(Data extracted from a collection)
╔══
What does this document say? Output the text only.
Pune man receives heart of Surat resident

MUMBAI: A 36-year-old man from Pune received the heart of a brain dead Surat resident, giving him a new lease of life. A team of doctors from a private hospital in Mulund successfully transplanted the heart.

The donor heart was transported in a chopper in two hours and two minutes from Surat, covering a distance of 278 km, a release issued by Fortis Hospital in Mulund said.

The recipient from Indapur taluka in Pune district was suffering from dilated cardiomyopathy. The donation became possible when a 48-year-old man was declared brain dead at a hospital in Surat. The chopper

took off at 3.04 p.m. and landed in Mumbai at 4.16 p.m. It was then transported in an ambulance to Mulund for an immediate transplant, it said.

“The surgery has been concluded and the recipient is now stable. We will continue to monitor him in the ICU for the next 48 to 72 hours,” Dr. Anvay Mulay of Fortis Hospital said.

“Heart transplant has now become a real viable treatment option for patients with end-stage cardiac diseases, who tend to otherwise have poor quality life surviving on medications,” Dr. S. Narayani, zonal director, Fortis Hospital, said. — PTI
╚══
* [WHAT YOU WILL DO] List the lines of the entries that include "Surat".

* [TASK RESPONSE]
Pune man receives heart of Surat resident
MUMBAI: A 36-year-old man from Pune received the heart of a brain dead Surat resident, giving him a new lease of life. A team of doctors from a private hospital in Mulund successfully transplanted the heart.
The donor heart was transported in a chopper in two hours and two minutes from Surat, covering a distance of 278 km, a release issued by Fortis Hospital in Mulund said.
The recipient from Indapur taluka in Pune district was suffering from dilated cardiomyopathy. The donation became possible when a 48-year-old man was declared brain dead at a hospital in Surat. The chopper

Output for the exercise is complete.